Data tied to figure images -
····················
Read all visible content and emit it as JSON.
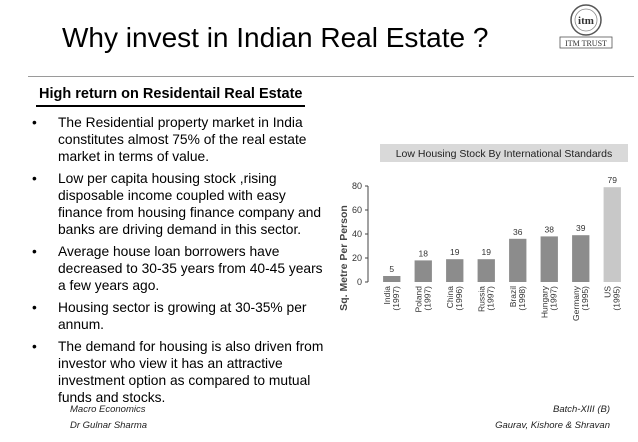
{
  "slide": {
    "title": "Why invest in Indian Real Estate ?",
    "logo_text": "itm",
    "logo_caption": "ITM TRUST",
    "subtitle": "High return on Residentail Real Estate",
    "bullets": [
      "The Residential property market in India constitutes almost 75% of the real estate market in terms of value.",
      "Low per capita housing stock ,rising disposable income coupled with easy finance from housing finance company and banks are driving demand in this sector.",
      "Average house loan borrowers have decreased to 30-35 years from 40-45 years a few years ago.",
      "Housing sector is growing at 30-35% per annum.",
      "The demand for housing is also driven from investor who view it has an attractive investment option as compared to mutual funds and stocks."
    ],
    "bullet_glyph": "•",
    "footer": {
      "left_line1": "Macro Economics",
      "left_line2": "Dr Gulnar Sharma",
      "right_line1": "Batch-XIII (B)",
      "right_line2": "Gaurav, Kishore & Shravan"
    }
  },
  "chart_data": {
    "type": "bar",
    "title": "Low Housing Stock By International Standards",
    "ylabel": "Sq. Metre Per Person",
    "xlabel": "",
    "categories": [
      "India (1997)",
      "Poland (1997)",
      "China (1996)",
      "Russia (1997)",
      "Brazil (1998)",
      "Hungary (1997)",
      "Germany (1995)",
      "US (1995)"
    ],
    "values": [
      5,
      18,
      19,
      19,
      36,
      38,
      39,
      79
    ],
    "ylim": [
      0,
      80
    ],
    "yticks": [
      0,
      20,
      40,
      60,
      80
    ],
    "grid": false,
    "colors": {
      "title_bar": "#d9d9d9",
      "bar": "#8c8c8c",
      "last_bar": "#c8c8c8"
    }
  }
}
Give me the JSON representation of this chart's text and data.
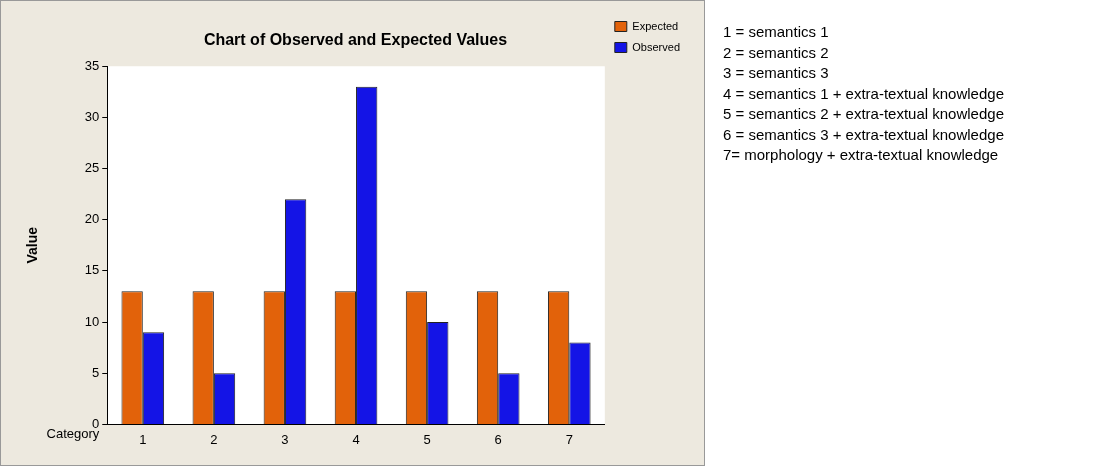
{
  "chart_data": {
    "type": "bar",
    "title": "Chart of Observed and Expected Values",
    "xlabel": "Category",
    "ylabel": "Value",
    "categories": [
      "1",
      "2",
      "3",
      "4",
      "5",
      "6",
      "7"
    ],
    "series": [
      {
        "name": "Expected",
        "color": "#e2620a",
        "values": [
          13,
          13,
          13,
          13,
          13,
          13,
          13
        ]
      },
      {
        "name": "Observed",
        "color": "#1414e6",
        "values": [
          9,
          5,
          22,
          33,
          10,
          5,
          8
        ]
      }
    ],
    "ylim": [
      0,
      35
    ],
    "yticks": [
      0,
      5,
      10,
      15,
      20,
      25,
      30,
      35
    ],
    "grid": false,
    "legend": "top right",
    "annotations": [
      "1 = semantics 1",
      "2 = semantics 2",
      "3 = semantics 3",
      "4 = semantics 1 + extra-textual knowledge",
      "5 = semantics 2 + extra-textual knowledge",
      "6 = semantics 3 + extra-textual knowledge",
      "7= morphology + extra-textual knowledge"
    ]
  }
}
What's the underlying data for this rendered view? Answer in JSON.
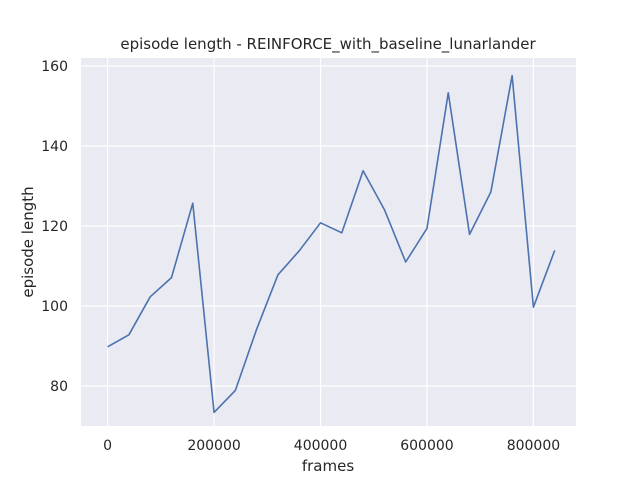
{
  "chart_data": {
    "type": "line",
    "title": "episode length - REINFORCE_with_baseline_lunarlander",
    "xlabel": "frames",
    "ylabel": "episode length",
    "xlim": [
      -50000,
      880000
    ],
    "ylim": [
      70,
      162
    ],
    "xticks": [
      0,
      200000,
      400000,
      600000,
      800000
    ],
    "yticks": [
      80,
      100,
      120,
      140,
      160
    ],
    "grid": true,
    "background": "#eaeaf2",
    "grid_color": "#ffffff",
    "line_color": "#4c72b0",
    "series": [
      {
        "x": [
          0,
          40000,
          80000,
          120000,
          160000,
          200000,
          240000,
          280000,
          320000,
          360000,
          400000,
          440000,
          480000,
          520000,
          560000,
          600000,
          640000,
          680000,
          720000,
          760000,
          800000,
          840000
        ],
        "values": [
          89.8,
          92.8,
          102.3,
          107.1,
          125.7,
          73.4,
          78.9,
          94.2,
          107.8,
          113.8,
          120.8,
          118.3,
          133.8,
          124.1,
          111.0,
          119.4,
          153.3,
          117.9,
          128.5,
          157.6,
          99.7,
          113.9
        ]
      }
    ]
  }
}
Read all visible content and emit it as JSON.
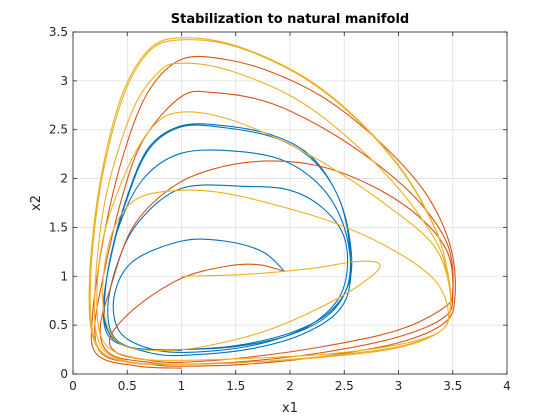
{
  "chart_data": {
    "type": "line",
    "title": "Stabilization to natural manifold",
    "xlabel": "x1",
    "ylabel": "x2",
    "xlim": [
      0,
      4
    ],
    "ylim": [
      0,
      3.5
    ],
    "xticks": [
      0,
      0.5,
      1,
      1.5,
      2,
      2.5,
      3,
      3.5,
      4
    ],
    "xtick_labels": [
      "0",
      "0.5",
      "1",
      "1.5",
      "2",
      "2.5",
      "3",
      "3.5",
      "4"
    ],
    "yticks": [
      0,
      0.5,
      1,
      1.5,
      2,
      2.5,
      3,
      3.5
    ],
    "ytick_labels": [
      "0",
      "0.5",
      "1",
      "1.5",
      "2",
      "2.5",
      "3",
      "3.5"
    ],
    "grid": true,
    "series": [
      {
        "color": "#0072BD",
        "lines": [
          [
            [
              1.95,
              1.05
            ],
            [
              1.75,
              1.25
            ],
            [
              1.4,
              1.36
            ],
            [
              1.0,
              1.36
            ],
            [
              0.55,
              1.15
            ],
            [
              0.38,
              0.8
            ],
            [
              0.42,
              0.45
            ],
            [
              0.65,
              0.28
            ],
            [
              1.0,
              0.22
            ],
            [
              1.6,
              0.28
            ],
            [
              2.1,
              0.45
            ],
            [
              2.4,
              0.7
            ],
            [
              2.52,
              1.0
            ],
            [
              2.5,
              1.4
            ],
            [
              2.3,
              1.7
            ],
            [
              2.0,
              1.88
            ],
            [
              1.6,
              1.92
            ],
            [
              1.0,
              1.9
            ],
            [
              0.6,
              1.55
            ],
            [
              0.4,
              1.1
            ],
            [
              0.32,
              0.65
            ],
            [
              0.4,
              0.35
            ],
            [
              0.7,
              0.22
            ],
            [
              1.0,
              0.19
            ],
            [
              1.6,
              0.25
            ],
            [
              2.1,
              0.4
            ],
            [
              2.45,
              0.65
            ],
            [
              2.56,
              1.0
            ],
            [
              2.5,
              1.5
            ],
            [
              2.3,
              1.9
            ],
            [
              1.95,
              2.18
            ],
            [
              1.5,
              2.28
            ],
            [
              1.0,
              2.26
            ],
            [
              0.65,
              2.0
            ],
            [
              0.42,
              1.5
            ],
            [
              0.3,
              0.9
            ],
            [
              0.3,
              0.5
            ],
            [
              0.45,
              0.3
            ],
            [
              0.7,
              0.25
            ],
            [
              1.0,
              0.25
            ],
            [
              1.5,
              0.28
            ],
            [
              2.0,
              0.4
            ],
            [
              2.35,
              0.6
            ],
            [
              2.53,
              0.9
            ],
            [
              2.55,
              1.3
            ],
            [
              2.45,
              1.8
            ],
            [
              2.2,
              2.2
            ],
            [
              1.85,
              2.42
            ],
            [
              1.4,
              2.52
            ],
            [
              1.0,
              2.53
            ],
            [
              0.7,
              2.3
            ],
            [
              0.5,
              1.8
            ],
            [
              0.35,
              1.2
            ],
            [
              0.28,
              0.7
            ],
            [
              0.32,
              0.4
            ],
            [
              0.5,
              0.28
            ],
            [
              0.75,
              0.25
            ],
            [
              1.0,
              0.25
            ],
            [
              1.5,
              0.29
            ],
            [
              2.0,
              0.42
            ],
            [
              2.35,
              0.62
            ],
            [
              2.54,
              0.92
            ],
            [
              2.56,
              1.3
            ],
            [
              2.45,
              1.8
            ],
            [
              2.2,
              2.22
            ],
            [
              1.85,
              2.44
            ],
            [
              1.4,
              2.54
            ],
            [
              1.0,
              2.54
            ],
            [
              0.7,
              2.32
            ],
            [
              0.5,
              1.82
            ],
            [
              0.35,
              1.22
            ],
            [
              0.29,
              0.72
            ],
            [
              0.33,
              0.42
            ],
            [
              0.5,
              0.28
            ],
            [
              0.75,
              0.25
            ],
            [
              1.0,
              0.24
            ]
          ]
        ]
      },
      {
        "color": "#D95319",
        "lines": [
          [
            [
              1.95,
              1.05
            ],
            [
              1.7,
              1.12
            ],
            [
              1.4,
              1.1
            ],
            [
              1.0,
              0.98
            ],
            [
              0.6,
              0.7
            ],
            [
              0.35,
              0.4
            ],
            [
              0.4,
              0.22
            ],
            [
              0.7,
              0.14
            ],
            [
              1.0,
              0.12
            ],
            [
              1.6,
              0.17
            ],
            [
              2.3,
              0.28
            ],
            [
              3.0,
              0.45
            ],
            [
              3.42,
              0.68
            ],
            [
              3.5,
              0.85
            ],
            [
              3.45,
              1.25
            ],
            [
              3.2,
              1.6
            ],
            [
              2.8,
              1.9
            ],
            [
              2.3,
              2.12
            ],
            [
              1.8,
              2.18
            ],
            [
              1.3,
              2.1
            ],
            [
              0.9,
              1.9
            ],
            [
              0.55,
              1.5
            ],
            [
              0.35,
              0.9
            ],
            [
              0.25,
              0.45
            ],
            [
              0.35,
              0.2
            ],
            [
              0.7,
              0.12
            ],
            [
              1.0,
              0.1
            ],
            [
              1.6,
              0.13
            ],
            [
              2.3,
              0.22
            ],
            [
              3.0,
              0.38
            ],
            [
              3.42,
              0.58
            ],
            [
              3.5,
              0.8
            ],
            [
              3.46,
              1.3
            ],
            [
              3.2,
              1.75
            ],
            [
              2.8,
              2.15
            ],
            [
              2.3,
              2.52
            ],
            [
              1.8,
              2.78
            ],
            [
              1.3,
              2.88
            ],
            [
              1.0,
              2.84
            ],
            [
              0.65,
              2.4
            ],
            [
              0.45,
              1.8
            ],
            [
              0.28,
              1.0
            ],
            [
              0.2,
              0.45
            ],
            [
              0.3,
              0.18
            ],
            [
              0.7,
              0.1
            ],
            [
              1.0,
              0.08
            ],
            [
              1.6,
              0.1
            ],
            [
              2.3,
              0.18
            ],
            [
              3.0,
              0.32
            ],
            [
              3.42,
              0.52
            ],
            [
              3.52,
              0.78
            ],
            [
              3.48,
              1.3
            ],
            [
              3.25,
              1.85
            ],
            [
              2.85,
              2.35
            ],
            [
              2.35,
              2.8
            ],
            [
              1.85,
              3.08
            ],
            [
              1.4,
              3.22
            ],
            [
              1.0,
              3.22
            ],
            [
              0.7,
              2.9
            ],
            [
              0.48,
              2.3
            ],
            [
              0.3,
              1.5
            ],
            [
              0.18,
              0.6
            ],
            [
              0.22,
              0.2
            ],
            [
              0.6,
              0.08
            ],
            [
              1.0,
              0.06
            ]
          ]
        ]
      },
      {
        "color": "#EDB120",
        "lines": [
          [
            [
              1.0,
              1.0
            ],
            [
              1.6,
              1.02
            ],
            [
              2.2,
              1.08
            ],
            [
              2.6,
              1.15
            ],
            [
              2.82,
              1.13
            ],
            [
              2.75,
              1.0
            ],
            [
              2.4,
              0.75
            ],
            [
              1.8,
              0.45
            ],
            [
              1.2,
              0.28
            ],
            [
              0.8,
              0.24
            ],
            [
              0.45,
              0.3
            ],
            [
              0.3,
              0.55
            ],
            [
              0.28,
              1.0
            ],
            [
              0.38,
              1.5
            ],
            [
              0.6,
              1.8
            ],
            [
              1.0,
              1.88
            ],
            [
              1.4,
              1.85
            ],
            [
              1.9,
              1.72
            ],
            [
              2.4,
              1.55
            ],
            [
              2.9,
              1.3
            ],
            [
              3.3,
              1.0
            ],
            [
              3.45,
              0.7
            ],
            [
              3.4,
              0.45
            ],
            [
              3.0,
              0.3
            ],
            [
              2.3,
              0.2
            ],
            [
              1.6,
              0.16
            ],
            [
              1.0,
              0.14
            ],
            [
              0.6,
              0.16
            ],
            [
              0.3,
              0.3
            ],
            [
              0.22,
              0.7
            ],
            [
              0.28,
              1.4
            ],
            [
              0.5,
              2.1
            ],
            [
              0.75,
              2.55
            ],
            [
              1.0,
              2.68
            ],
            [
              1.4,
              2.62
            ],
            [
              1.9,
              2.4
            ],
            [
              2.4,
              2.1
            ],
            [
              2.9,
              1.72
            ],
            [
              3.3,
              1.35
            ],
            [
              3.45,
              1.0
            ],
            [
              3.48,
              0.7
            ],
            [
              3.4,
              0.45
            ],
            [
              3.0,
              0.28
            ],
            [
              2.3,
              0.18
            ],
            [
              1.6,
              0.12
            ],
            [
              1.0,
              0.1
            ],
            [
              0.5,
              0.13
            ],
            [
              0.25,
              0.3
            ],
            [
              0.2,
              0.8
            ],
            [
              0.3,
              1.8
            ],
            [
              0.55,
              2.7
            ],
            [
              0.8,
              3.1
            ],
            [
              1.0,
              3.18
            ],
            [
              1.4,
              3.12
            ],
            [
              2.0,
              2.85
            ],
            [
              2.5,
              2.45
            ],
            [
              3.0,
              1.9
            ],
            [
              3.35,
              1.35
            ],
            [
              3.45,
              1.0
            ],
            [
              3.48,
              0.7
            ],
            [
              3.4,
              0.45
            ],
            [
              3.0,
              0.27
            ],
            [
              2.3,
              0.17
            ],
            [
              1.6,
              0.12
            ],
            [
              1.0,
              0.1
            ],
            [
              0.5,
              0.12
            ],
            [
              0.22,
              0.3
            ],
            [
              0.16,
              0.9
            ],
            [
              0.25,
              1.9
            ],
            [
              0.45,
              2.8
            ],
            [
              0.7,
              3.3
            ],
            [
              1.0,
              3.42
            ],
            [
              1.5,
              3.35
            ],
            [
              2.1,
              3.05
            ],
            [
              2.6,
              2.62
            ],
            [
              3.05,
              2.05
            ],
            [
              3.35,
              1.45
            ],
            [
              3.46,
              1.0
            ],
            [
              3.48,
              0.7
            ],
            [
              3.4,
              0.45
            ],
            [
              3.0,
              0.27
            ],
            [
              2.3,
              0.17
            ],
            [
              1.6,
              0.12
            ],
            [
              1.0,
              0.1
            ],
            [
              0.5,
              0.12
            ],
            [
              0.21,
              0.3
            ],
            [
              0.15,
              0.9
            ],
            [
              0.24,
              1.9
            ],
            [
              0.44,
              2.82
            ],
            [
              0.7,
              3.32
            ],
            [
              1.0,
              3.44
            ],
            [
              1.5,
              3.36
            ],
            [
              2.1,
              3.06
            ],
            [
              2.6,
              2.63
            ],
            [
              3.05,
              2.06
            ],
            [
              3.35,
              1.46
            ],
            [
              3.46,
              1.01
            ]
          ]
        ]
      }
    ]
  }
}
····················
Exercise brief - In the entries above, identify every line with the word "JSON". Copy those lines.

Answer below -
Read all visible content and emit it as JSON.
Give me the JSON representation of this chart's text and data.
What's the underlying data for this rendered view? Answer in JSON.
Read all visible content and emit it as JSON.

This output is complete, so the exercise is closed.